Task instructions:
Every line below must be reproduced exactly. Copy them all.

Working data:
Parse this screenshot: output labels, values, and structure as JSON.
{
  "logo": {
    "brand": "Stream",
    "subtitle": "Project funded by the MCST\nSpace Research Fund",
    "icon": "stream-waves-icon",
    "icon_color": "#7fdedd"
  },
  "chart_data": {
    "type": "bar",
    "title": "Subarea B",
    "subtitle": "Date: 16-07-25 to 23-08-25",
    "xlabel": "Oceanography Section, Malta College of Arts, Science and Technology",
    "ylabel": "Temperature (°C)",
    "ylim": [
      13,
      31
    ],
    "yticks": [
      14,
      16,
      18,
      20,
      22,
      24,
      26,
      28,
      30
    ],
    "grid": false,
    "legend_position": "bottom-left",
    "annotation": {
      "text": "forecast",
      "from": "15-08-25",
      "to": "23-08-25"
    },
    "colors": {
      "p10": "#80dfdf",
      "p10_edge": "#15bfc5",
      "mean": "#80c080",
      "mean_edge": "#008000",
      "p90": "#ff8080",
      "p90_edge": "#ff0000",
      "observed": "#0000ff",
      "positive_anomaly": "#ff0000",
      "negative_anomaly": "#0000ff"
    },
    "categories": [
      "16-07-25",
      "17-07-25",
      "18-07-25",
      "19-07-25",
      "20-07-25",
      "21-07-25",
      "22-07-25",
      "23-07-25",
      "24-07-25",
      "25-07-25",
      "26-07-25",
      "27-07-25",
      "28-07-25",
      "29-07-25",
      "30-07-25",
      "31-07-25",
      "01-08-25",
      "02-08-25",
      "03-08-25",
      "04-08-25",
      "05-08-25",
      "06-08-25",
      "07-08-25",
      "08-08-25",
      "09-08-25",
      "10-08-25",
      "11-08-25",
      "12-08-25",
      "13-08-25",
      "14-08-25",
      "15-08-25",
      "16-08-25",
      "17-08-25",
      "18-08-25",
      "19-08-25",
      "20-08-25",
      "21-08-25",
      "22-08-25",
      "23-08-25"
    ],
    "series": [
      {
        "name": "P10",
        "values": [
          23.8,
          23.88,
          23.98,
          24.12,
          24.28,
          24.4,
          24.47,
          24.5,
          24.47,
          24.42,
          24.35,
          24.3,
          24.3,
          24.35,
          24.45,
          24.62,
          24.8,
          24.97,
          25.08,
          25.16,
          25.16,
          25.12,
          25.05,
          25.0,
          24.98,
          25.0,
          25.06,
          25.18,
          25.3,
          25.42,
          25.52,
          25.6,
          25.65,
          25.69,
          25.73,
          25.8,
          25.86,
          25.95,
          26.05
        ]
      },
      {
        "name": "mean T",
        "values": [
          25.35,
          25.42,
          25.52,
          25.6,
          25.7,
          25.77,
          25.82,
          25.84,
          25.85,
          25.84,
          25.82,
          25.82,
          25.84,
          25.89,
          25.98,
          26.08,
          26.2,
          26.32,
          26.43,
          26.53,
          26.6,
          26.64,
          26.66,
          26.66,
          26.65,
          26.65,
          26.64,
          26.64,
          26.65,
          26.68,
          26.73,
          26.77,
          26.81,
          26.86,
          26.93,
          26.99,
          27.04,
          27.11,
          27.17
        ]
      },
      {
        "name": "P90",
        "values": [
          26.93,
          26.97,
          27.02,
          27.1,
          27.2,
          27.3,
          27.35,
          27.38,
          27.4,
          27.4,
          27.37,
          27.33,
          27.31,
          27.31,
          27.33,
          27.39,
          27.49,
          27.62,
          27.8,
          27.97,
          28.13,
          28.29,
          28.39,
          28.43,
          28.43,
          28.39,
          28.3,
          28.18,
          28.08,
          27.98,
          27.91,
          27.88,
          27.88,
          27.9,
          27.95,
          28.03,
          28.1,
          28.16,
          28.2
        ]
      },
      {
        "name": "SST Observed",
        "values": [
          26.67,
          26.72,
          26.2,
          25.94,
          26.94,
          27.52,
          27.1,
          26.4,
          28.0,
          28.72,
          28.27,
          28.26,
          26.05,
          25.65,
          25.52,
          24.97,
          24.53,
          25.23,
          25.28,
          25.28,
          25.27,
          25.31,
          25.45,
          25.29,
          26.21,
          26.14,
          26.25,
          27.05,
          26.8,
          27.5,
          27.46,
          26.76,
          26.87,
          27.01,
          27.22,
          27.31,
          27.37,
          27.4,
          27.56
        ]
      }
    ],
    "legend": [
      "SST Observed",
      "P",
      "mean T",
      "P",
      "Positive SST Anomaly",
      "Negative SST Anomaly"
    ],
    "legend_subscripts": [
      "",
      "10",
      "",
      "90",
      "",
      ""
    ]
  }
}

Output of the exercise:
Parse this screenshot: output labels, values, and structure as JSON.
{
  "logo": {
    "brand": "Stream",
    "subtitle": "Project funded by the MCST\nSpace Research Fund",
    "icon": "stream-waves-icon",
    "icon_color": "#7fdedd"
  },
  "chart_data": {
    "type": "bar",
    "title": "Subarea B",
    "subtitle": "Date: 16-07-25 to 23-08-25",
    "xlabel": "Oceanography Section, Malta College of Arts, Science and Technology",
    "ylabel": "Temperature (°C)",
    "ylim": [
      13,
      31
    ],
    "yticks": [
      14,
      16,
      18,
      20,
      22,
      24,
      26,
      28,
      30
    ],
    "grid": false,
    "legend_position": "bottom-left",
    "annotation": {
      "text": "forecast",
      "from": "15-08-25",
      "to": "23-08-25"
    },
    "colors": {
      "p10": "#80dfdf",
      "p10_edge": "#15bfc5",
      "mean": "#80c080",
      "mean_edge": "#008000",
      "p90": "#ff8080",
      "p90_edge": "#ff0000",
      "observed": "#0000ff",
      "positive_anomaly": "#ff0000",
      "negative_anomaly": "#0000ff"
    },
    "categories": [
      "16-07-25",
      "17-07-25",
      "18-07-25",
      "19-07-25",
      "20-07-25",
      "21-07-25",
      "22-07-25",
      "23-07-25",
      "24-07-25",
      "25-07-25",
      "26-07-25",
      "27-07-25",
      "28-07-25",
      "29-07-25",
      "30-07-25",
      "31-07-25",
      "01-08-25",
      "02-08-25",
      "03-08-25",
      "04-08-25",
      "05-08-25",
      "06-08-25",
      "07-08-25",
      "08-08-25",
      "09-08-25",
      "10-08-25",
      "11-08-25",
      "12-08-25",
      "13-08-25",
      "14-08-25",
      "15-08-25",
      "16-08-25",
      "17-08-25",
      "18-08-25",
      "19-08-25",
      "20-08-25",
      "21-08-25",
      "22-08-25",
      "23-08-25"
    ],
    "series": [
      {
        "name": "P10",
        "values": [
          23.8,
          23.88,
          23.98,
          24.12,
          24.28,
          24.4,
          24.47,
          24.5,
          24.47,
          24.42,
          24.35,
          24.3,
          24.3,
          24.35,
          24.45,
          24.62,
          24.8,
          24.97,
          25.08,
          25.16,
          25.16,
          25.12,
          25.05,
          25.0,
          24.98,
          25.0,
          25.06,
          25.18,
          25.3,
          25.42,
          25.52,
          25.6,
          25.65,
          25.69,
          25.73,
          25.8,
          25.86,
          25.95,
          26.05
        ]
      },
      {
        "name": "mean T",
        "values": [
          25.35,
          25.42,
          25.52,
          25.6,
          25.7,
          25.77,
          25.82,
          25.84,
          25.85,
          25.84,
          25.82,
          25.82,
          25.84,
          25.89,
          25.98,
          26.08,
          26.2,
          26.32,
          26.43,
          26.53,
          26.6,
          26.64,
          26.66,
          26.66,
          26.65,
          26.65,
          26.64,
          26.64,
          26.65,
          26.68,
          26.73,
          26.77,
          26.81,
          26.86,
          26.93,
          26.99,
          27.04,
          27.11,
          27.17
        ]
      },
      {
        "name": "P90",
        "values": [
          26.93,
          26.97,
          27.02,
          27.1,
          27.2,
          27.3,
          27.35,
          27.38,
          27.4,
          27.4,
          27.37,
          27.33,
          27.31,
          27.31,
          27.33,
          27.39,
          27.49,
          27.62,
          27.8,
          27.97,
          28.13,
          28.29,
          28.39,
          28.43,
          28.43,
          28.39,
          28.3,
          28.18,
          28.08,
          27.98,
          27.91,
          27.88,
          27.88,
          27.9,
          27.95,
          28.03,
          28.1,
          28.16,
          28.2
        ]
      },
      {
        "name": "SST Observed",
        "values": [
          26.67,
          26.72,
          26.2,
          25.94,
          26.94,
          27.52,
          27.1,
          26.4,
          28.0,
          28.72,
          28.27,
          28.26,
          26.05,
          25.65,
          25.52,
          24.97,
          24.53,
          25.23,
          25.28,
          25.28,
          25.27,
          25.31,
          25.45,
          25.29,
          26.21,
          26.14,
          26.25,
          27.05,
          26.8,
          27.5,
          27.46,
          26.76,
          26.87,
          27.01,
          27.22,
          27.31,
          27.37,
          27.4,
          27.56
        ]
      }
    ],
    "legend": [
      "SST Observed",
      "P",
      "mean T",
      "P",
      "Positive SST Anomaly",
      "Negative SST Anomaly"
    ],
    "legend_subscripts": [
      "",
      "10",
      "",
      "90",
      "",
      ""
    ]
  }
}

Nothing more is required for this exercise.